• _WHAT IS ASKED_:
Reproduce all records verbatim.

+---+

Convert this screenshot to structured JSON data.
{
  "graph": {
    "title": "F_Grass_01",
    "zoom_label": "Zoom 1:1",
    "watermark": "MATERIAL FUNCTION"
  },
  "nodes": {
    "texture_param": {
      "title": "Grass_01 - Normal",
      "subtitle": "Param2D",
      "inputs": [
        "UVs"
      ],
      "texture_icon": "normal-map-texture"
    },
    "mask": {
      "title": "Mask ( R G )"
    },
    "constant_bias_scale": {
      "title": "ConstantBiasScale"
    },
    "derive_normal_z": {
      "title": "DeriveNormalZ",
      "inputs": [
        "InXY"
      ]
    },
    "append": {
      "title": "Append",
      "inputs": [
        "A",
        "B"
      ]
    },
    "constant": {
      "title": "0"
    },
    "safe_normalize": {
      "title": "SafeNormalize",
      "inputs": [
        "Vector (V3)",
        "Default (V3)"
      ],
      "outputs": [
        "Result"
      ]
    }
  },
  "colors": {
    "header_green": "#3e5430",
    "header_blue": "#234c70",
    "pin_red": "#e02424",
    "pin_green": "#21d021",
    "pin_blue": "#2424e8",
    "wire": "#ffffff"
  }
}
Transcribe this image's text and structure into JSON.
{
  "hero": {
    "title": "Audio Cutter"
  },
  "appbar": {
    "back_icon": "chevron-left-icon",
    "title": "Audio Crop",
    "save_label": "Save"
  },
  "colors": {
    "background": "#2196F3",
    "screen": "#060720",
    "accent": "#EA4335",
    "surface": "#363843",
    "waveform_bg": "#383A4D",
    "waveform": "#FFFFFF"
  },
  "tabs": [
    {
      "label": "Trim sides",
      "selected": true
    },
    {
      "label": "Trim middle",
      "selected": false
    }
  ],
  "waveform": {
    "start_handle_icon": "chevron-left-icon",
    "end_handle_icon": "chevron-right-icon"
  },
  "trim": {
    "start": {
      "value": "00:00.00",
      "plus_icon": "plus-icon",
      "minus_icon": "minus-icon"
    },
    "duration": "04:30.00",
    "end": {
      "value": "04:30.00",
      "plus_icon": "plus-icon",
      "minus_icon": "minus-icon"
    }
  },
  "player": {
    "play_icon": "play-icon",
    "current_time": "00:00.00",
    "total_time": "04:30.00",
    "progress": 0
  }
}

+---+

• _SOLUTION TO THIS EXERCISE_:
Convert this screenshot to structured JSON data.
{
  "graph": {
    "title": "F_Grass_01",
    "zoom_label": "Zoom 1:1",
    "watermark": "MATERIAL FUNCTION"
  },
  "nodes": {
    "texture_param": {
      "title": "Grass_01 - Normal",
      "subtitle": "Param2D",
      "inputs": [
        "UVs"
      ],
      "texture_icon": "normal-map-texture"
    },
    "mask": {
      "title": "Mask ( R G )"
    },
    "constant_bias_scale": {
      "title": "ConstantBiasScale"
    },
    "derive_normal_z": {
      "title": "DeriveNormalZ",
      "inputs": [
        "InXY"
      ]
    },
    "append": {
      "title": "Append",
      "inputs": [
        "A",
        "B"
      ]
    },
    "constant": {
      "title": "0"
    },
    "safe_normalize": {
      "title": "SafeNormalize",
      "inputs": [
        "Vector (V3)",
        "Default (V3)"
      ],
      "outputs": [
        "Result"
      ]
    }
  },
  "colors": {
    "header_green": "#3e5430",
    "header_blue": "#234c70",
    "pin_red": "#e02424",
    "pin_green": "#21d021",
    "pin_blue": "#2424e8",
    "wire": "#ffffff"
  }
}
Transcribe this image's text and structure into JSON.
{
  "hero": {
    "title": "Audio Cutter"
  },
  "appbar": {
    "back_icon": "chevron-left-icon",
    "title": "Audio Crop",
    "save_label": "Save"
  },
  "colors": {
    "background": "#2196F3",
    "screen": "#060720",
    "accent": "#EA4335",
    "surface": "#363843",
    "waveform_bg": "#383A4D",
    "waveform": "#FFFFFF"
  },
  "tabs": [
    {
      "label": "Trim sides",
      "selected": true
    },
    {
      "label": "Trim middle",
      "selected": false
    }
  ],
  "waveform": {
    "start_handle_icon": "chevron-left-icon",
    "end_handle_icon": "chevron-right-icon"
  },
  "trim": {
    "start": {
      "value": "00:00.00",
      "plus_icon": "plus-icon",
      "minus_icon": "minus-icon"
    },
    "duration": "04:30.00",
    "end": {
      "value": "04:30.00",
      "plus_icon": "plus-icon",
      "minus_icon": "minus-icon"
    }
  },
  "player": {
    "play_icon": "play-icon",
    "current_time": "00:00.00",
    "total_time": "04:30.00",
    "progress": 0
  }
}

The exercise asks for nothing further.